■ **What is asked**
Exclude the pictures and retype the entries as written.

··· Data rows ···

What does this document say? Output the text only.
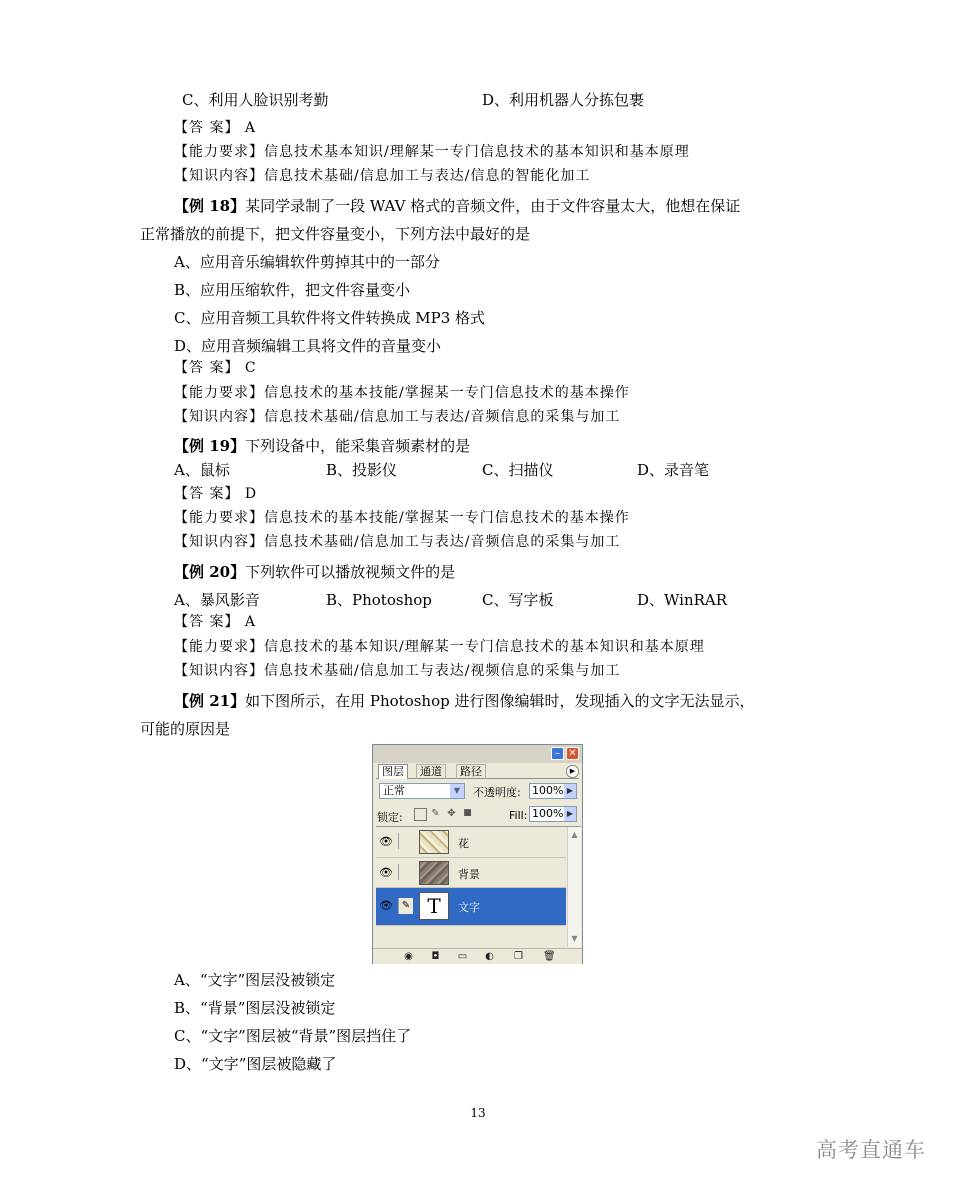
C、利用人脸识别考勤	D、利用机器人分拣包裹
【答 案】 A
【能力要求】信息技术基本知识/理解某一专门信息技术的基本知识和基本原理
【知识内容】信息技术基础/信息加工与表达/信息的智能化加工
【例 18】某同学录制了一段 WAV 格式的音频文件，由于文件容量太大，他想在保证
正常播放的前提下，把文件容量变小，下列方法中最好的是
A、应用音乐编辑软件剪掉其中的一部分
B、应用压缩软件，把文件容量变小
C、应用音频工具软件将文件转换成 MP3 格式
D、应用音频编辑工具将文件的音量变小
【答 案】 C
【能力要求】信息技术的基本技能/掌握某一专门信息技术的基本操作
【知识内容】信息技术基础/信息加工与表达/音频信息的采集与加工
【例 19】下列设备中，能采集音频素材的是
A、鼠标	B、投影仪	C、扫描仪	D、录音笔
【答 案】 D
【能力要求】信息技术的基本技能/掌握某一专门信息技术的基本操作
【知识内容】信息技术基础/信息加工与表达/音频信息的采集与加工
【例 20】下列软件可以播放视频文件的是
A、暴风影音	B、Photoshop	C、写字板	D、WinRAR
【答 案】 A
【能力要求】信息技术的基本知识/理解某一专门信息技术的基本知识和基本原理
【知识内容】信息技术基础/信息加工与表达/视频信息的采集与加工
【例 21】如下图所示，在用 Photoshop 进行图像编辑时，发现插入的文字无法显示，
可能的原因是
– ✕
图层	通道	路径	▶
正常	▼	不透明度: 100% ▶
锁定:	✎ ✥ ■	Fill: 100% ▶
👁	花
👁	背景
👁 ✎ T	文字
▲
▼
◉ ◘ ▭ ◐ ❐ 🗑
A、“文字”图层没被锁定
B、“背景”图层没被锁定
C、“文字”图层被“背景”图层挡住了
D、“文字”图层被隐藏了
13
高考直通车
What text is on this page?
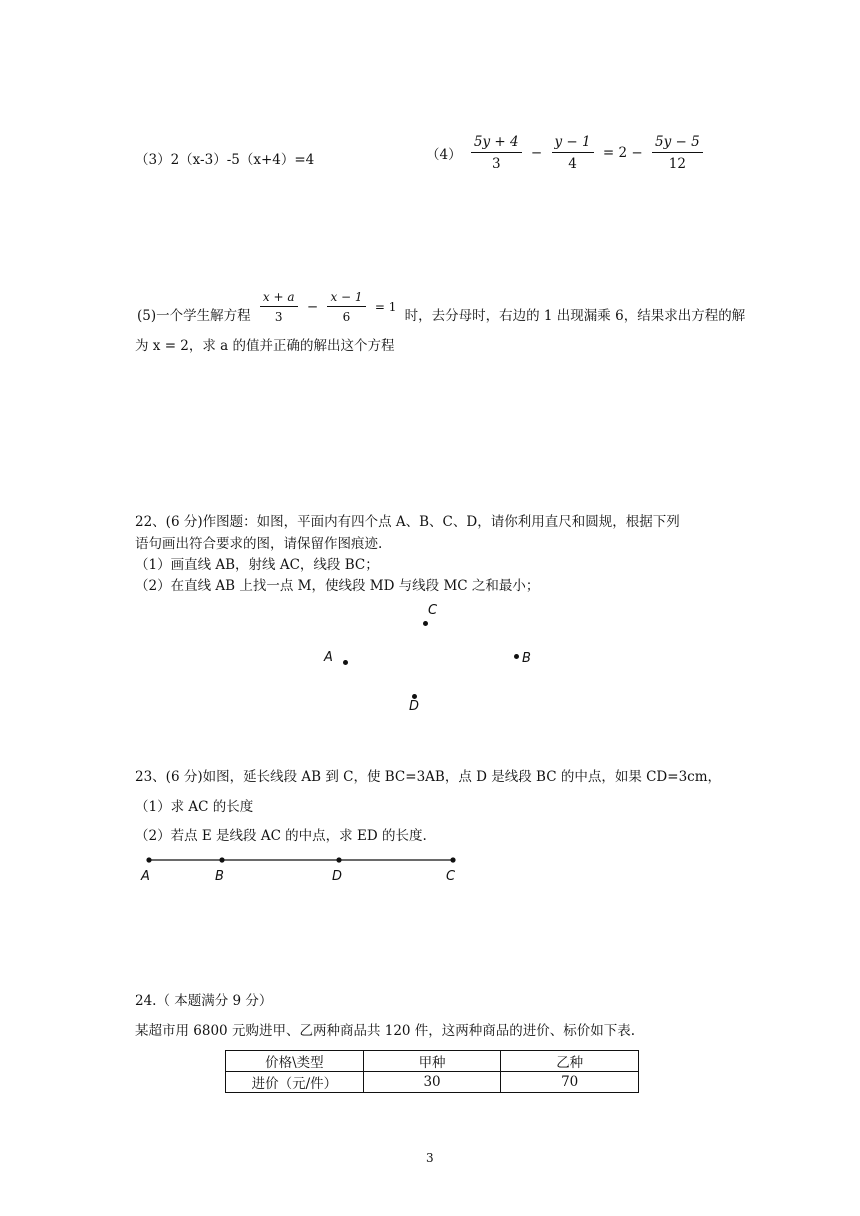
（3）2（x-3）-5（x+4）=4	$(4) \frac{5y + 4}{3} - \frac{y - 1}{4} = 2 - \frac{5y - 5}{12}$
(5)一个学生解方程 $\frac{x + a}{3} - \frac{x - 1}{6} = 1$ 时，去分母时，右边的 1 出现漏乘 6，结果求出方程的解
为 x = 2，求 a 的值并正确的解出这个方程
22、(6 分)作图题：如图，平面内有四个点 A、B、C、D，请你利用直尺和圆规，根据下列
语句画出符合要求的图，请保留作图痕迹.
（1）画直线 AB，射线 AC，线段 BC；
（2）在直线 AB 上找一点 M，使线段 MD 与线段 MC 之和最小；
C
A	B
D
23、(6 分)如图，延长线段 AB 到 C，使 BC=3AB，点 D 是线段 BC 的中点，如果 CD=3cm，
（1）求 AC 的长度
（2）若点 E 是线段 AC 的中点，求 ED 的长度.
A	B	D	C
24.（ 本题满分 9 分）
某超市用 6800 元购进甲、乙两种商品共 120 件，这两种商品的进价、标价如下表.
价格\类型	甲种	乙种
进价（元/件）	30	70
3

···

■ **The completed task**
What does this document say? Output the text only.
C、利用人脸识别考勤	D、利用机器人分拣包裹
【答 案】 A
【能力要求】信息技术基本知识/理解某一专门信息技术的基本知识和基本原理
【知识内容】信息技术基础/信息加工与表达/信息的智能化加工
【例 18】某同学录制了一段 WAV 格式的音频文件，由于文件容量太大，他想在保证
正常播放的前提下，把文件容量变小，下列方法中最好的是
A、应用音乐编辑软件剪掉其中的一部分
B、应用压缩软件，把文件容量变小
C、应用音频工具软件将文件转换成 MP3 格式
D、应用音频编辑工具将文件的音量变小
【答 案】 C
【能力要求】信息技术的基本技能/掌握某一专门信息技术的基本操作
【知识内容】信息技术基础/信息加工与表达/音频信息的采集与加工
【例 19】下列设备中，能采集音频素材的是
A、鼠标	B、投影仪	C、扫描仪	D、录音笔
【答 案】 D
【能力要求】信息技术的基本技能/掌握某一专门信息技术的基本操作
【知识内容】信息技术基础/信息加工与表达/音频信息的采集与加工
【例 20】下列软件可以播放视频文件的是
A、暴风影音	B、Photoshop	C、写字板	D、WinRAR
【答 案】 A
【能力要求】信息技术的基本知识/理解某一专门信息技术的基本知识和基本原理
【知识内容】信息技术基础/信息加工与表达/视频信息的采集与加工
【例 21】如下图所示，在用 Photoshop 进行图像编辑时，发现插入的文字无法显示，
可能的原因是
– ✕
图层	通道	路径	▶
正常	▼	不透明度: 100% ▶
锁定:	✎ ✥ ■	Fill: 100% ▶
👁	花
👁	背景
👁 ✎ T	文字
▲
▼
◉ ◘ ▭ ◐ ❐ 🗑
A、“文字”图层没被锁定
B、“背景”图层没被锁定
C、“文字”图层被“背景”图层挡住了
D、“文字”图层被隐藏了
13
高考直通车
What text is on this page?
（3）2（x-3）-5（x+4）=4	$(4) \frac{5y + 4}{3} - \frac{y - 1}{4} = 2 - \frac{5y - 5}{12}$
(5)一个学生解方程 $\frac{x + a}{3} - \frac{x - 1}{6} = 1$ 时，去分母时，右边的 1 出现漏乘 6，结果求出方程的解
为 x = 2，求 a 的值并正确的解出这个方程
22、(6 分)作图题：如图，平面内有四个点 A、B、C、D，请你利用直尺和圆规，根据下列
语句画出符合要求的图，请保留作图痕迹.
（1）画直线 AB，射线 AC，线段 BC；
（2）在直线 AB 上找一点 M，使线段 MD 与线段 MC 之和最小；
C
A	B
D
23、(6 分)如图，延长线段 AB 到 C，使 BC=3AB，点 D 是线段 BC 的中点，如果 CD=3cm，
（1）求 AC 的长度
（2）若点 E 是线段 AC 的中点，求 ED 的长度.
A	B	D	C
24.（ 本题满分 9 分）
某超市用 6800 元购进甲、乙两种商品共 120 件，这两种商品的进价、标价如下表.
价格\类型	甲种	乙种
进价（元/件）	30	70
3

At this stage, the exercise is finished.